• TASK BRIEF
Copy out every record below with complete accuracy.

• DATA FOR THE TASK
· · · · ·

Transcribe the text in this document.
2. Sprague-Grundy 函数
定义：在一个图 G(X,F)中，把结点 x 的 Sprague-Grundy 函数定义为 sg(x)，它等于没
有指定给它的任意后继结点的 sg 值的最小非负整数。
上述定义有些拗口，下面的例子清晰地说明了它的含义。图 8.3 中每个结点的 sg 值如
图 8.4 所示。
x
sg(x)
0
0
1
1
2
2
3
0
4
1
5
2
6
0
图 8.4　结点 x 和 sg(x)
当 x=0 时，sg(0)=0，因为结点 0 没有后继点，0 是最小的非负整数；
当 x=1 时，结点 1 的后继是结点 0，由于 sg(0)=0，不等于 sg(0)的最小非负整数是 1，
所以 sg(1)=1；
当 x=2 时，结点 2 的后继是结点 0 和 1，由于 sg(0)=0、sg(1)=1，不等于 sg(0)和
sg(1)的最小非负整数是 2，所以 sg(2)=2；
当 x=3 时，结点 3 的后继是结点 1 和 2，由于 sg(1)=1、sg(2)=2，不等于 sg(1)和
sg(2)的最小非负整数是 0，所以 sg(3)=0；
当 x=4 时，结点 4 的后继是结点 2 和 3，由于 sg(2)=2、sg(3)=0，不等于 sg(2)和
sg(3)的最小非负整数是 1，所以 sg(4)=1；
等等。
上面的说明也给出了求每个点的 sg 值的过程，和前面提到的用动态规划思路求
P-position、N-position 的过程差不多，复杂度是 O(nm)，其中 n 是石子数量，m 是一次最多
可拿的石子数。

· · · · ·

• CORRECT RESPONSE
Transcribe the text in this document.
2. Sprague-Grundy 函数
定义：在一个图 G(X,F)中，把结点 x 的 Sprague-Grundy 函数定义为 sg(x)，它等于没
有指定给它的任意后继结点的 sg 值的最小非负整数。
上述定义有些拗口，下面的例子清晰地说明了它的含义。图 8.3 中每个结点的 sg 值如
图 8.4 所示。
x
sg(x)
0
0
1
1
2
2
3
0
4
1
5
2
6
0
图 8.4　结点 x 和 sg(x)
当 x=0 时，sg(0)=0，因为结点 0 没有后继点，0 是最小的非负整数；
当 x=1 时，结点 1 的后继是结点 0，由于 sg(0)=0，不等于 sg(0)的最小非负整数是 1，
所以 sg(1)=1；
当 x=2 时，结点 2 的后继是结点 0 和 1，由于 sg(0)=0、sg(1)=1，不等于 sg(0)和
sg(1)的最小非负整数是 2，所以 sg(2)=2；
当 x=3 时，结点 3 的后继是结点 1 和 2，由于 sg(1)=1、sg(2)=2，不等于 sg(1)和
sg(2)的最小非负整数是 0，所以 sg(3)=0；
当 x=4 时，结点 4 的后继是结点 2 和 3，由于 sg(2)=2、sg(3)=0，不等于 sg(2)和
sg(3)的最小非负整数是 1，所以 sg(4)=1；
等等。
上面的说明也给出了求每个点的 sg 值的过程，和前面提到的用动态规划思路求
P-position、N-position 的过程差不多，复杂度是 O(nm)，其中 n 是石子数量，m 是一次最多
可拿的石子数。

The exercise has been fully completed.